<<<<

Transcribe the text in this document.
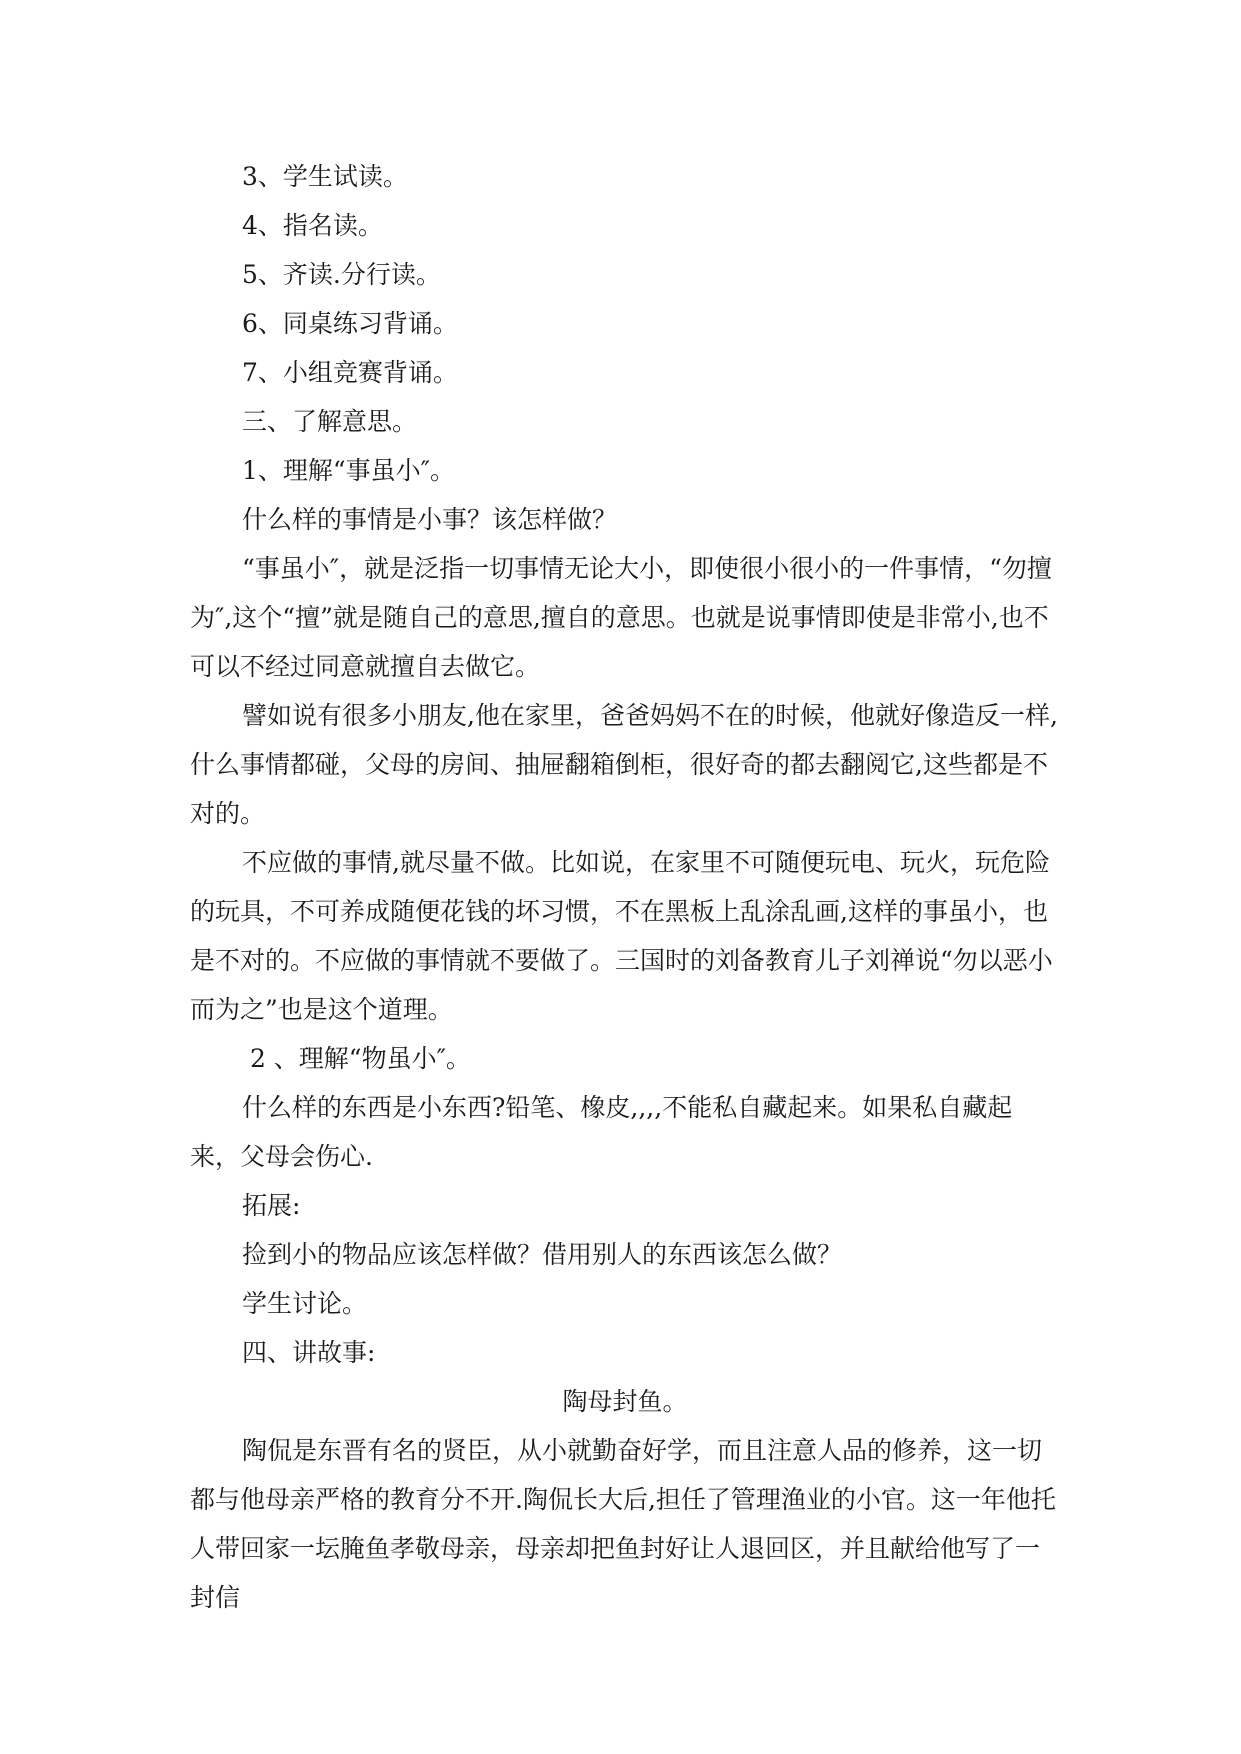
3、学生试读。

4、指名读。

5、齐读.分行读。

6、同桌练习背诵。

7、小组竞赛背诵。

三、了解意思。

1、理解“事虽小″。

什么样的事情是小事？该怎样做？

“事虽小″，就是泛指一切事情无论大小，即使很小很小的一件事情，“勿擅为″,这个“擅”就是随自己的意思,擅自的意思。也就是说事情即使是非常小,也不可以不经过同意就擅自去做它。

譬如说有很多小朋友,他在家里，爸爸妈妈不在的时候，他就好像造反一样,什么事情都碰，父母的房间、抽屉翻箱倒柜，很好奇的都去翻阅它,这些都是不对的。

不应做的事情,就尽量不做。比如说，在家里不可随便玩电、玩火，玩危险的玩具，不可养成随便花钱的坏习惯，不在黑板上乱涂乱画,这样的事虽小，也是不对的。不应做的事情就不要做了。三国时的刘备教育儿子刘禅说“勿以恶小而为之”也是这个道理。

2 、理解“物虽小″。

什么样的东西是小东西?铅笔、橡皮,,,,不能私自藏起来。如果私自藏起来，父母会伤心.

拓展:

捡到小的物品应该怎样做？借用别人的东西该怎么做？

学生讨论。

四、讲故事:

陶母封鱼。

陶侃是东晋有名的贤臣，从小就勤奋好学，而且注意人品的修养，这一切都与他母亲严格的教育分不开.陶侃长大后,担任了管理渔业的小官。这一年他托人带回家一坛腌鱼孝敬母亲，母亲却把鱼封好让人退回区，并且献给他写了一封信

>>>>

Instructions to follow => All of the data needs repeating exactly, but the pictures do not.

Expected answer =>
Transcribe the text in this document.
3、学生试读。

4、指名读。

5、齐读.分行读。

6、同桌练习背诵。

7、小组竞赛背诵。

三、了解意思。

1、理解“事虽小″。

什么样的事情是小事？该怎样做？

“事虽小″，就是泛指一切事情无论大小，即使很小很小的一件事情，“勿擅为″,这个“擅”就是随自己的意思,擅自的意思。也就是说事情即使是非常小,也不可以不经过同意就擅自去做它。

譬如说有很多小朋友,他在家里，爸爸妈妈不在的时候，他就好像造反一样,什么事情都碰，父母的房间、抽屉翻箱倒柜，很好奇的都去翻阅它,这些都是不对的。

不应做的事情,就尽量不做。比如说，在家里不可随便玩电、玩火，玩危险的玩具，不可养成随便花钱的坏习惯，不在黑板上乱涂乱画,这样的事虽小，也是不对的。不应做的事情就不要做了。三国时的刘备教育儿子刘禅说“勿以恶小而为之”也是这个道理。

2 、理解“物虽小″。

什么样的东西是小东西?铅笔、橡皮,,,,不能私自藏起来。如果私自藏起来，父母会伤心.

拓展:

捡到小的物品应该怎样做？借用别人的东西该怎么做？

学生讨论。

四、讲故事:

陶母封鱼。

陶侃是东晋有名的贤臣，从小就勤奋好学，而且注意人品的修养，这一切都与他母亲严格的教育分不开.陶侃长大后,担任了管理渔业的小官。这一年他托人带回家一坛腌鱼孝敬母亲，母亲却把鱼封好让人退回区，并且献给他写了一封信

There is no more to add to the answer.